:: Exercise prompt ::
Write out each line that follows exactly as it stands, without the pictures.

:: Provided data ::
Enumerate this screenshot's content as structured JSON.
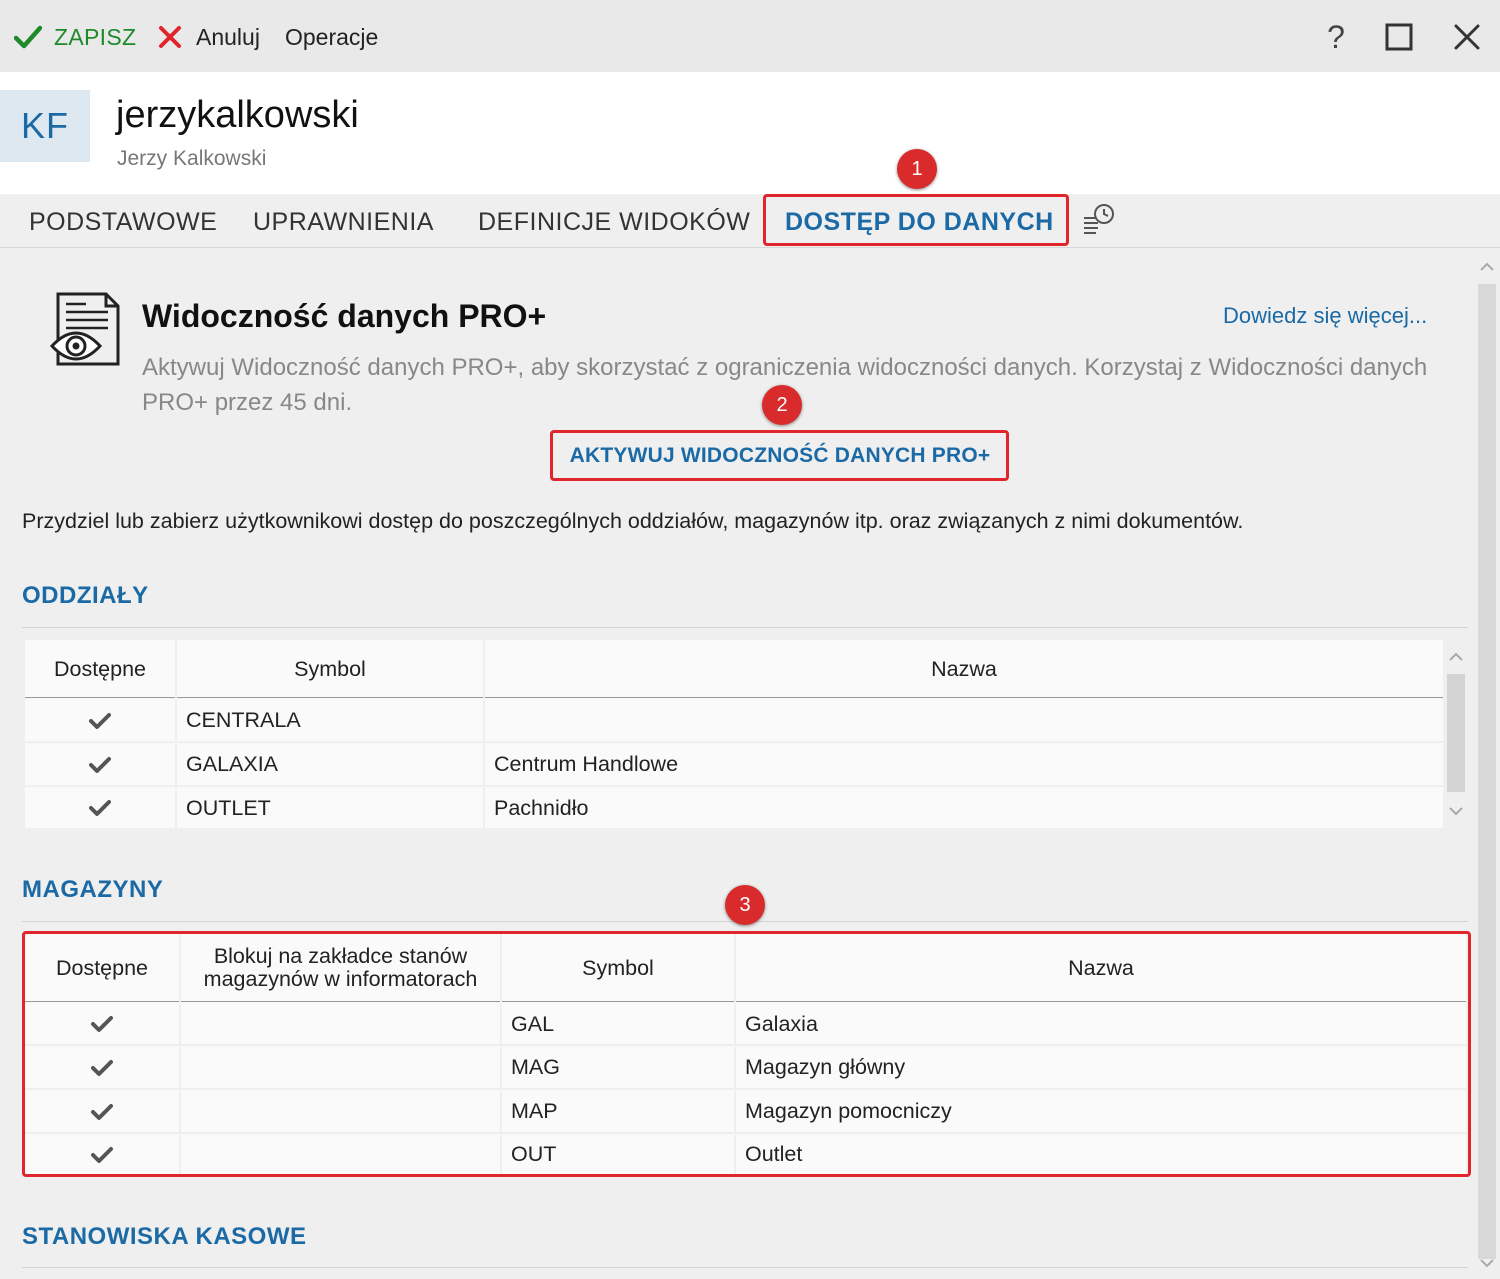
{
  "toolbar": {
    "save_label": "ZAPISZ",
    "cancel_label": "Anuluj",
    "operations_label": "Operacje",
    "help_label": "?"
  },
  "user": {
    "initials": "KF",
    "login": "jerzykalkowski",
    "full_name": "Jerzy Kalkowski"
  },
  "tabs": [
    {
      "label": "PODSTAWOWE"
    },
    {
      "label": "UPRAWNIENIA"
    },
    {
      "label": "DEFINICJE WIDOKÓW"
    },
    {
      "label": "DOSTĘP DO DANYCH",
      "active": true
    }
  ],
  "annotations": [
    "1",
    "2",
    "3"
  ],
  "pro_panel": {
    "title": "Widoczność danych PRO+",
    "learn_more": "Dowiedz się więcej...",
    "description": "Aktywuj Widoczność danych PRO+, aby skorzystać z ograniczenia widoczności danych. Korzystaj z Widoczności danych PRO+ przez 45 dni.",
    "activate_button": "AKTYWUJ WIDOCZNOŚĆ DANYCH PRO+"
  },
  "intro_text": "Przydziel lub zabierz użytkownikowi dostęp do poszczególnych oddziałów, magazynów itp. oraz związanych z nimi dokumentów.",
  "branches": {
    "title": "ODDZIAŁY",
    "headers": [
      "Dostępne",
      "Symbol",
      "Nazwa"
    ],
    "rows": [
      {
        "available": true,
        "symbol": "CENTRALA",
        "name": ""
      },
      {
        "available": true,
        "symbol": "GALAXIA",
        "name": "Centrum Handlowe"
      },
      {
        "available": true,
        "symbol": "OUTLET",
        "name": "Pachnidło"
      }
    ]
  },
  "warehouses": {
    "title": "MAGAZYNY",
    "headers": [
      "Dostępne",
      "Blokuj na zakładce stanów magazynów w informatorach",
      "Symbol",
      "Nazwa"
    ],
    "rows": [
      {
        "available": true,
        "block": "",
        "symbol": "GAL",
        "name": "Galaxia"
      },
      {
        "available": true,
        "block": "",
        "symbol": "MAG",
        "name": "Magazyn główny"
      },
      {
        "available": true,
        "block": "",
        "symbol": "MAP",
        "name": "Magazyn pomocniczy"
      },
      {
        "available": true,
        "block": "",
        "symbol": "OUT",
        "name": "Outlet"
      }
    ]
  },
  "pos": {
    "title": "STANOWISKA KASOWE"
  },
  "colors": {
    "accent": "#1b6aa5",
    "save_green": "#1e8a2a",
    "cancel_red": "#e0262c",
    "annotation_red": "#d92b2b"
  }
}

:: Solution ::
Enumerate this screenshot's content as structured JSON.
{
  "toolbar": {
    "save_label": "ZAPISZ",
    "cancel_label": "Anuluj",
    "operations_label": "Operacje",
    "help_label": "?"
  },
  "user": {
    "initials": "KF",
    "login": "jerzykalkowski",
    "full_name": "Jerzy Kalkowski"
  },
  "tabs": [
    {
      "label": "PODSTAWOWE"
    },
    {
      "label": "UPRAWNIENIA"
    },
    {
      "label": "DEFINICJE WIDOKÓW"
    },
    {
      "label": "DOSTĘP DO DANYCH",
      "active": true
    }
  ],
  "annotations": [
    "1",
    "2",
    "3"
  ],
  "pro_panel": {
    "title": "Widoczność danych PRO+",
    "learn_more": "Dowiedz się więcej...",
    "description": "Aktywuj Widoczność danych PRO+, aby skorzystać z ograniczenia widoczności danych. Korzystaj z Widoczności danych PRO+ przez 45 dni.",
    "activate_button": "AKTYWUJ WIDOCZNOŚĆ DANYCH PRO+"
  },
  "intro_text": "Przydziel lub zabierz użytkownikowi dostęp do poszczególnych oddziałów, magazynów itp. oraz związanych z nimi dokumentów.",
  "branches": {
    "title": "ODDZIAŁY",
    "headers": [
      "Dostępne",
      "Symbol",
      "Nazwa"
    ],
    "rows": [
      {
        "available": true,
        "symbol": "CENTRALA",
        "name": ""
      },
      {
        "available": true,
        "symbol": "GALAXIA",
        "name": "Centrum Handlowe"
      },
      {
        "available": true,
        "symbol": "OUTLET",
        "name": "Pachnidło"
      }
    ]
  },
  "warehouses": {
    "title": "MAGAZYNY",
    "headers": [
      "Dostępne",
      "Blokuj na zakładce stanów magazynów w informatorach",
      "Symbol",
      "Nazwa"
    ],
    "rows": [
      {
        "available": true,
        "block": "",
        "symbol": "GAL",
        "name": "Galaxia"
      },
      {
        "available": true,
        "block": "",
        "symbol": "MAG",
        "name": "Magazyn główny"
      },
      {
        "available": true,
        "block": "",
        "symbol": "MAP",
        "name": "Magazyn pomocniczy"
      },
      {
        "available": true,
        "block": "",
        "symbol": "OUT",
        "name": "Outlet"
      }
    ]
  },
  "pos": {
    "title": "STANOWISKA KASOWE"
  },
  "colors": {
    "accent": "#1b6aa5",
    "save_green": "#1e8a2a",
    "cancel_red": "#e0262c",
    "annotation_red": "#d92b2b"
  }
}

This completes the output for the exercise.